#### MATERIAL

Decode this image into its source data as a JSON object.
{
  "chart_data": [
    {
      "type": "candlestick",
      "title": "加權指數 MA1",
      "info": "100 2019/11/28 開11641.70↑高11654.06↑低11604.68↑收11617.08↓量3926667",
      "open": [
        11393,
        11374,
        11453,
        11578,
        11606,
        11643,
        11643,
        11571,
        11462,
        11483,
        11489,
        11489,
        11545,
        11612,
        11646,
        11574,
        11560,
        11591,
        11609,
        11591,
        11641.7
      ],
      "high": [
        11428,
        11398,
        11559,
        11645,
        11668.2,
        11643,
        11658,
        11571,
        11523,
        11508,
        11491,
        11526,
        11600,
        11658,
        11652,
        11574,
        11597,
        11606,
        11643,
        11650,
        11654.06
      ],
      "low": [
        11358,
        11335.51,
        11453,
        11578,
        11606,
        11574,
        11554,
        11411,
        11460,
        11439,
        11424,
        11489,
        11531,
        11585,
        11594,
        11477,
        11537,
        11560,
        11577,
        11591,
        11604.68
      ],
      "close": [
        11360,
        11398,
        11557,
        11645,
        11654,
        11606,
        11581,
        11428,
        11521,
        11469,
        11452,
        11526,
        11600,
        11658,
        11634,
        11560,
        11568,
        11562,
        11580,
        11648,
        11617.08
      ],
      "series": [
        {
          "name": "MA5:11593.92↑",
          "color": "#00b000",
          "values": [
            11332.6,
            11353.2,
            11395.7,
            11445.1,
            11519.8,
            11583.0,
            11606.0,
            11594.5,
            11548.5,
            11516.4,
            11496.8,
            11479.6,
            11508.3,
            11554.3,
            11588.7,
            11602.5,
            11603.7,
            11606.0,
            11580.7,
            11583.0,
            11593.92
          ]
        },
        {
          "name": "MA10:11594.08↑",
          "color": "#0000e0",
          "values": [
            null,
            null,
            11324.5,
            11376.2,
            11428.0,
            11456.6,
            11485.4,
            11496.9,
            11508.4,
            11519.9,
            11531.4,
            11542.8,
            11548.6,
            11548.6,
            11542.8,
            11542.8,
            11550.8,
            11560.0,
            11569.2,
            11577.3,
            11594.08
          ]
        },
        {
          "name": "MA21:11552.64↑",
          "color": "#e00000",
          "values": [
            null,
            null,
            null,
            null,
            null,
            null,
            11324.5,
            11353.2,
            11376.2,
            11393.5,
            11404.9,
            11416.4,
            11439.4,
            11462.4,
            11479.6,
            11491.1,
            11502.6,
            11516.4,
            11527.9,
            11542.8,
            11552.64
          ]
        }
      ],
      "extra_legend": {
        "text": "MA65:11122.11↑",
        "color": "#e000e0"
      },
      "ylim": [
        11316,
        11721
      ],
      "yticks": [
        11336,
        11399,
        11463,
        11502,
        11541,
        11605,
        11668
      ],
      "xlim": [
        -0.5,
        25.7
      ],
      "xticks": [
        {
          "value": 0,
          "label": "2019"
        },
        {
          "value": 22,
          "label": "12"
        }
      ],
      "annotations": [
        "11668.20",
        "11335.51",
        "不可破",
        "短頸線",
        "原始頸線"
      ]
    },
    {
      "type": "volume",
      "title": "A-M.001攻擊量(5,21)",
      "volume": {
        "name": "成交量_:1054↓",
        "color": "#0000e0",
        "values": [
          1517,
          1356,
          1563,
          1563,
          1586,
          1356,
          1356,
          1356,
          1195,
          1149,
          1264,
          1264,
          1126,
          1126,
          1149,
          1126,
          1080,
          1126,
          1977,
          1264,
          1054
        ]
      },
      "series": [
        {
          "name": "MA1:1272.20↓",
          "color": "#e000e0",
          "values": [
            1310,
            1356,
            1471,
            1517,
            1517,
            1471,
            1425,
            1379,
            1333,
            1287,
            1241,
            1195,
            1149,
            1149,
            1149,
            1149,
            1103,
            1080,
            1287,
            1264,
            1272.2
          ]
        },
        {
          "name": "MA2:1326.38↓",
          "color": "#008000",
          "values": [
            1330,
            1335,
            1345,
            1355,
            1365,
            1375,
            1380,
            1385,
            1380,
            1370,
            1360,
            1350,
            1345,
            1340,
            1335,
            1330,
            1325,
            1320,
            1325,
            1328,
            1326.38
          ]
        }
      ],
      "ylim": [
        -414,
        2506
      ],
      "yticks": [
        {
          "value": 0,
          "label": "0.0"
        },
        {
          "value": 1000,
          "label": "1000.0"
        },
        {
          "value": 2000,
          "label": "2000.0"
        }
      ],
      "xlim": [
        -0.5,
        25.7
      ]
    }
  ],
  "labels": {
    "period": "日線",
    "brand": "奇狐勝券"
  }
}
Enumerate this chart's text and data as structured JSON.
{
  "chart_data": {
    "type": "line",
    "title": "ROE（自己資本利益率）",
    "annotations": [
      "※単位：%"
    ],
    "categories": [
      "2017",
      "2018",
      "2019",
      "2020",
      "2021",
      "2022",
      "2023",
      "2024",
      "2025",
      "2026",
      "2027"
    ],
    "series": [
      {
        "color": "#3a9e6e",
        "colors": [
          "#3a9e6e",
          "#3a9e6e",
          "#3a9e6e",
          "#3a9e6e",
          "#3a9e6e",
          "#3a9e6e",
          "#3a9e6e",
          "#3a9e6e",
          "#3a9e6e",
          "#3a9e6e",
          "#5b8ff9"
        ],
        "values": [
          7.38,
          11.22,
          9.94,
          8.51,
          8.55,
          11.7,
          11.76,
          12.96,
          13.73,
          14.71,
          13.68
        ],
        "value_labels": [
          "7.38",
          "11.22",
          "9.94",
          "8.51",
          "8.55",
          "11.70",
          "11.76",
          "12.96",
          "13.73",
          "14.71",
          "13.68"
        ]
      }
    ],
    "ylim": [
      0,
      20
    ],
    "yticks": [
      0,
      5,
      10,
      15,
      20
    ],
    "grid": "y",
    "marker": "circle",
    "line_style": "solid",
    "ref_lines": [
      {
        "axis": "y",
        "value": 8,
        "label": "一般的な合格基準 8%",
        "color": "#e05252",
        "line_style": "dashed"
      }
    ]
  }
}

########

Starting with the line that contains "Enumerate this chart's", print each line through the last one in the listing. Include both end lines and add nothing.

### TASK RESPONSE
Enumerate this chart's text and data as structured JSON.
{
  "chart_data": {
    "type": "line",
    "title": "ROE（自己資本利益率）",
    "annotations": [
      "※単位：%"
    ],
    "categories": [
      "2017",
      "2018",
      "2019",
      "2020",
      "2021",
      "2022",
      "2023",
      "2024",
      "2025",
      "2026",
      "2027"
    ],
    "series": [
      {
        "color": "#3a9e6e",
        "colors": [
          "#3a9e6e",
          "#3a9e6e",
          "#3a9e6e",
          "#3a9e6e",
          "#3a9e6e",
          "#3a9e6e",
          "#3a9e6e",
          "#3a9e6e",
          "#3a9e6e",
          "#3a9e6e",
          "#5b8ff9"
        ],
        "values": [
          7.38,
          11.22,
          9.94,
          8.51,
          8.55,
          11.7,
          11.76,
          12.96,
          13.73,
          14.71,
          13.68
        ],
        "value_labels": [
          "7.38",
          "11.22",
          "9.94",
          "8.51",
          "8.55",
          "11.70",
          "11.76",
          "12.96",
          "13.73",
          "14.71",
          "13.68"
        ]
      }
    ],
    "ylim": [
      0,
      20
    ],
    "yticks": [
      0,
      5,
      10,
      15,
      20
    ],
    "grid": "y",
    "marker": "circle",
    "line_style": "solid",
    "ref_lines": [
      {
        "axis": "y",
        "value": 8,
        "label": "一般的な合格基準 8%",
        "color": "#e05252",
        "line_style": "dashed"
      }
    ]
  }
}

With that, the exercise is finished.